> [SET TASK]: Give the listing below again, switching each occurrence of "district-name" to "district-label" and leaving everything else unchanged. Omit the pictures from your answer.

++++++

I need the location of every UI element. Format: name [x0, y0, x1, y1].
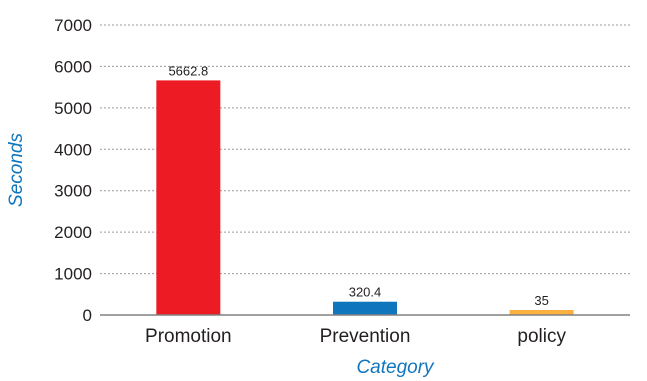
x-axis-title: Category: [356, 357, 435, 378]
y-tick-label: 5000: [54, 99, 92, 118]
bar: [333, 301, 397, 315]
y-tick-label: 7000: [54, 16, 92, 35]
bar: [509, 310, 574, 315]
y-tick-label: 2000: [54, 223, 92, 242]
data-label: 5662.8: [168, 63, 208, 78]
y-tick-label: 4000: [54, 140, 92, 159]
y-tick-label: 0: [83, 306, 92, 325]
y-tick-label: 6000: [54, 57, 92, 76]
y-axis-title: Seconds: [6, 133, 27, 207]
x-tick-label: Promotion: [145, 326, 232, 347]
x-tick-label: policy: [517, 326, 566, 347]
x-tick-label: Prevention: [320, 326, 411, 347]
bar: [156, 80, 221, 315]
data-label: 320.4: [349, 285, 382, 300]
y-tick-label: 1000: [54, 265, 92, 284]
y-tick-label: 3000: [54, 182, 92, 201]
y-axis-ticks: 0 1000 2000 3000 4000 5000 6000 7000: [54, 16, 92, 325]
data-label: 35: [534, 293, 548, 308]
bars: 5662.8 320.4 35: [156, 63, 574, 315]
x-axis-ticks: Promotion Prevention policy: [145, 326, 566, 347]
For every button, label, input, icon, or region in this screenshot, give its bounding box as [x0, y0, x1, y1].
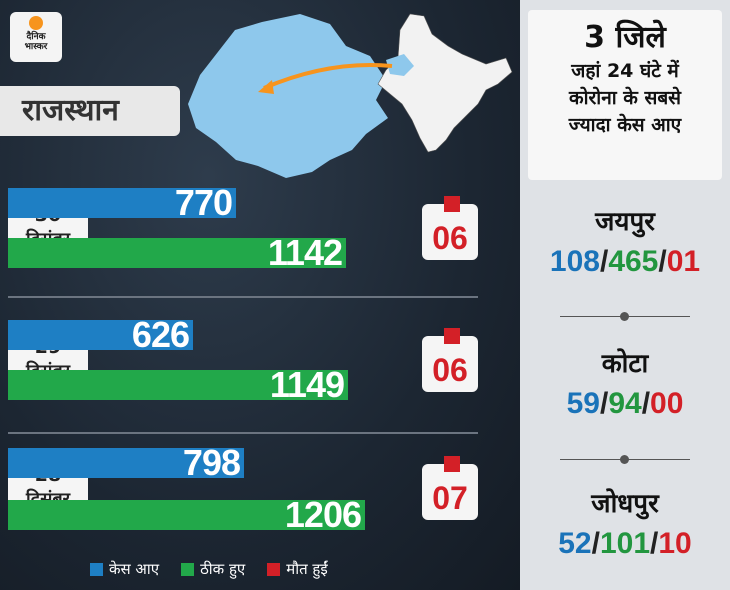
recovered-bar: 1206: [8, 497, 365, 533]
deaths-box: 06: [422, 328, 478, 392]
arrow-icon: [263, 62, 393, 90]
legend-item-cases: केस आए: [90, 559, 159, 579]
stat-deaths: 01: [666, 245, 701, 278]
district-stats: 108/465/01: [549, 245, 701, 278]
stat-cases: 59: [566, 387, 600, 420]
state-label: राजस्थान: [0, 86, 180, 136]
flag-icon: [444, 328, 460, 344]
row-divider: [8, 296, 478, 298]
title-line: जहां 24 घंटे में: [571, 60, 679, 82]
district-name: जयपुर: [595, 207, 655, 237]
legend-label: मौत हुईं: [286, 560, 328, 578]
stat-cases: 52: [558, 527, 592, 560]
panel-title: 3 जिले जहां 24 घंटे में कोरोना के सबसे ज…: [528, 10, 722, 180]
stat-recovered: 94: [608, 387, 642, 420]
recovered-bar: 1142: [8, 235, 346, 271]
india-map: [377, 13, 513, 153]
map-graphic: [188, 13, 513, 178]
deaths-value: 06: [432, 220, 468, 256]
title-line: ज्यादा केस आए: [568, 114, 682, 136]
district-name: कोटा: [601, 349, 649, 379]
legend-item-recovered: ठीक हुए: [181, 559, 245, 579]
district-stats: 52/101/10: [558, 527, 692, 560]
district-jodhpur: जोधपुर 52/101/10: [520, 484, 730, 564]
flag-icon: [444, 196, 460, 212]
separator-dot: [620, 455, 629, 464]
row-divider: [8, 432, 478, 434]
deaths-value: 07: [432, 480, 468, 516]
legend-item-deaths: मौत हुईं: [267, 559, 328, 579]
deaths-box: 06: [422, 196, 478, 260]
district-stats: 59/94/00: [566, 387, 684, 420]
district-kota: कोटा 59/94/00: [520, 344, 730, 424]
logo-text-2: भास्कर: [24, 42, 48, 52]
stat-recovered: 465: [608, 245, 659, 278]
cases-bar: 770: [8, 185, 236, 221]
legend-label: केस आए: [109, 560, 160, 578]
chart-panel: दैनिक भास्कर राजस्थान 30 दिसंबर 770 1142…: [0, 0, 520, 590]
rajasthan-highlight: [386, 54, 414, 76]
stat-deaths: 00: [650, 387, 684, 420]
flag-icon: [444, 456, 460, 472]
stat-recovered: 101: [599, 527, 651, 560]
legend-swatch: [267, 562, 281, 576]
title-line: कोरोना के सबसे: [568, 87, 682, 109]
deaths-value: 06: [432, 352, 468, 388]
legend-swatch: [90, 562, 103, 576]
district-panel: 3 जिले जहां 24 घंटे में कोरोना के सबसे ज…: [520, 0, 730, 590]
separator-dot: [620, 312, 629, 321]
logo-text-1: दैनिक: [26, 32, 46, 42]
stat-deaths: 10: [658, 527, 692, 560]
legend: केस आए ठीक हुए मौत हुईं: [90, 556, 490, 582]
district-name: जोधपुर: [591, 489, 659, 519]
title-big: 3 जिले: [584, 20, 666, 55]
district-jaipur: जयपुर 108/465/01: [520, 202, 730, 282]
cases-bar: 626: [8, 317, 193, 353]
recovered-bar: 1149: [8, 367, 348, 403]
legend-label: ठीक हुए: [200, 560, 246, 578]
cases-bar: 798: [8, 445, 244, 481]
stat-cases: 108: [549, 245, 600, 278]
legend-swatch: [181, 562, 195, 576]
rajasthan-map: [188, 14, 388, 178]
sun-icon: [29, 16, 43, 30]
deaths-box: 07: [422, 456, 478, 520]
logo: दैनिक भास्कर: [10, 12, 62, 62]
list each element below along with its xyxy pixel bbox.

++++++

> [OUTPUT]:
I need the location of every UI element. Format: name [x0, y0, x1, y1].
x-axis-title: Category: [356, 357, 435, 378]
y-tick-label: 5000: [54, 99, 92, 118]
bar: [333, 301, 397, 315]
y-tick-label: 7000: [54, 16, 92, 35]
bar: [509, 310, 574, 315]
y-tick-label: 2000: [54, 223, 92, 242]
data-label: 5662.8: [168, 63, 208, 78]
y-tick-label: 4000: [54, 140, 92, 159]
y-tick-label: 0: [83, 306, 92, 325]
y-tick-label: 6000: [54, 57, 92, 76]
y-axis-title: Seconds: [6, 133, 27, 207]
x-tick-label: Promotion: [145, 326, 232, 347]
x-tick-label: policy: [517, 326, 566, 347]
x-tick-label: Prevention: [320, 326, 411, 347]
bar: [156, 80, 221, 315]
data-label: 320.4: [349, 285, 382, 300]
y-tick-label: 1000: [54, 265, 92, 284]
y-tick-label: 3000: [54, 182, 92, 201]
y-axis-ticks: 0 1000 2000 3000 4000 5000 6000 7000: [54, 16, 92, 325]
data-label: 35: [534, 293, 548, 308]
bars: 5662.8 320.4 35: [156, 63, 574, 315]
x-axis-ticks: Promotion Prevention policy: [145, 326, 566, 347]
For every button, label, input, icon, or region in this screenshot, give its bounding box as [x0, y0, x1, y1].
recovered-bar: 1206: [8, 497, 365, 533]
deaths-box: 06: [422, 328, 478, 392]
arrow-icon: [263, 62, 393, 90]
legend-item-cases: केस आए: [90, 559, 159, 579]
stat-deaths: 01: [666, 245, 701, 278]
district-stats: 108/465/01: [549, 245, 701, 278]
stat-cases: 59: [566, 387, 600, 420]
state-label: राजस्थान: [0, 86, 180, 136]
flag-icon: [444, 328, 460, 344]
row-divider: [8, 296, 478, 298]
title-line: जहां 24 घंटे में: [571, 60, 679, 82]
district-label: जयपुर: [595, 207, 655, 237]
legend-label: मौत हुईं: [286, 560, 328, 578]
stat-cases: 52: [558, 527, 592, 560]
panel-title: 3 जिले जहां 24 घंटे में कोरोना के सबसे ज…: [528, 10, 722, 180]
stat-recovered: 94: [608, 387, 642, 420]
recovered-bar: 1142: [8, 235, 346, 271]
india-map: [377, 13, 513, 153]
map-graphic: [188, 13, 513, 178]
deaths-value: 06: [432, 220, 468, 256]
title-line: ज्यादा केस आए: [568, 114, 682, 136]
district-label: कोटा: [601, 349, 649, 379]
legend-item-recovered: ठीक हुए: [181, 559, 245, 579]
district-stats: 52/101/10: [558, 527, 692, 560]
district-jodhpur: जोधपुर 52/101/10: [520, 484, 730, 564]
flag-icon: [444, 196, 460, 212]
separator-dot: [620, 455, 629, 464]
row-divider: [8, 432, 478, 434]
deaths-value: 07: [432, 480, 468, 516]
legend-item-deaths: मौत हुईं: [267, 559, 328, 579]
deaths-box: 06: [422, 196, 478, 260]
district-stats: 59/94/00: [566, 387, 684, 420]
district-kota: कोटा 59/94/00: [520, 344, 730, 424]
logo-text-2: भास्कर: [24, 42, 48, 52]
stat-recovered: 465: [608, 245, 659, 278]
cases-bar: 770: [8, 185, 236, 221]
legend-label: केस आए: [109, 560, 160, 578]
chart-panel: दैनिक भास्कर राजस्थान 30 दिसंबर 770 1142…: [0, 0, 520, 590]
rajasthan-highlight: [386, 54, 414, 76]
stat-deaths: 00: [650, 387, 684, 420]
flag-icon: [444, 456, 460, 472]
stat-recovered: 101: [599, 527, 651, 560]
legend-swatch: [267, 562, 281, 576]
title-line: कोरोना के सबसे: [568, 87, 682, 109]
deaths-value: 06: [432, 352, 468, 388]
legend-swatch: [90, 562, 103, 576]
district-panel: 3 जिले जहां 24 घंटे में कोरोना के सबसे ज…: [520, 0, 730, 590]
separator-dot: [620, 312, 629, 321]
logo-text-1: दैनिक: [26, 32, 46, 42]
stat-deaths: 10: [658, 527, 692, 560]
legend: केस आए ठीक हुए मौत हुईं: [90, 556, 490, 582]
district-label: जोधपुर: [591, 489, 659, 519]
title-big: 3 जिले: [584, 20, 666, 55]
district-jaipur: जयपुर 108/465/01: [520, 202, 730, 282]
cases-bar: 626: [8, 317, 193, 353]
recovered-bar: 1149: [8, 367, 348, 403]
legend-label: ठीक हुए: [200, 560, 246, 578]
cases-bar: 798: [8, 445, 244, 481]
stat-cases: 108: [549, 245, 600, 278]
legend-swatch: [181, 562, 195, 576]
rajasthan-map: [188, 14, 388, 178]
sun-icon: [29, 16, 43, 30]
deaths-box: 07: [422, 456, 478, 520]
logo: दैनिक भास्कर: [10, 12, 62, 62]
list each element below along with its xyxy pixel bbox.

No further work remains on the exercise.